— start Exercise input —

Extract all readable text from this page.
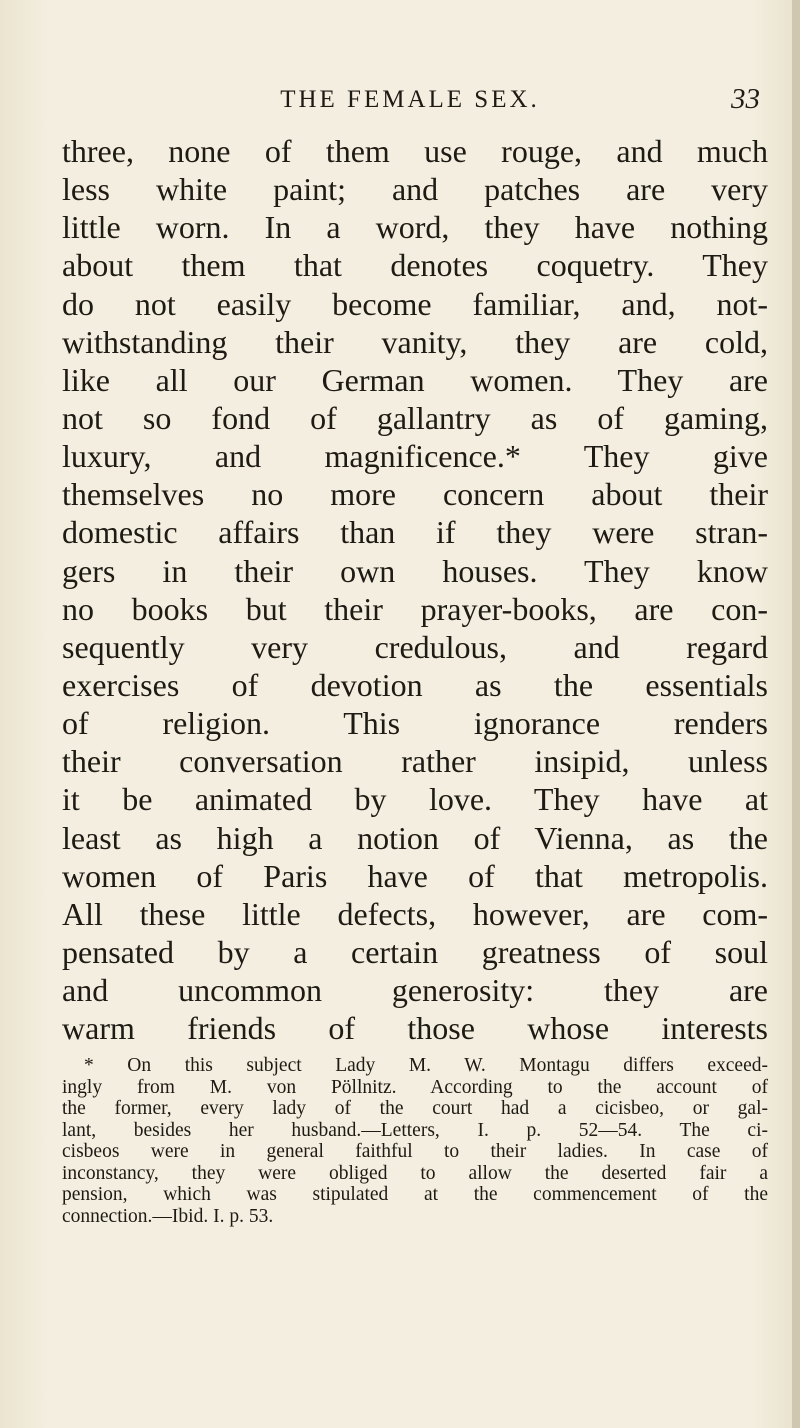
THE FEMALE SEX.	33
three, none of them use rouge, and much
less white paint; and patches are very
little worn. In a word, they have nothing
about them that denotes coquetry. They
do not easily become familiar, and, not-
withstanding their vanity, they are cold,
like all our German women. They are
not so fond of gallantry as of gaming,
luxury, and magnificence.* They give
themselves no more concern about their
domestic affairs than if they were stran-
gers in their own houses. They know
no books but their prayer-books, are con-
sequently very credulous, and regard
exercises of devotion as the essentials
of religion. This ignorance renders
their conversation rather insipid, unless
it be animated by love. They have at
least as high a notion of Vienna, as the
women of Paris have of that metropolis.
All these little defects, however, are com-
pensated by a certain greatness of soul
and uncommon generosity: they are
warm friends of those whose interests
* On this subject Lady M. W. Montagu differs exceed-
ingly from M. von Pöllnitz. According to the account of
the former, every lady of the court had a cicisbeo, or gal-
lant, besides her husband.—Letters, I. p. 52—54. The ci-
cisbeos were in general faithful to their ladies. In case of
inconstancy, they were obliged to allow the deserted fair a
pension, which was stipulated at the commencement of the
connection.—Ibid. I. p. 53.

— end Exercise input —

Challenge
Read the entries and select each line where the word "that" is found.

Completed task
about them that denotes coquetry. They
women of Paris have of that metropolis.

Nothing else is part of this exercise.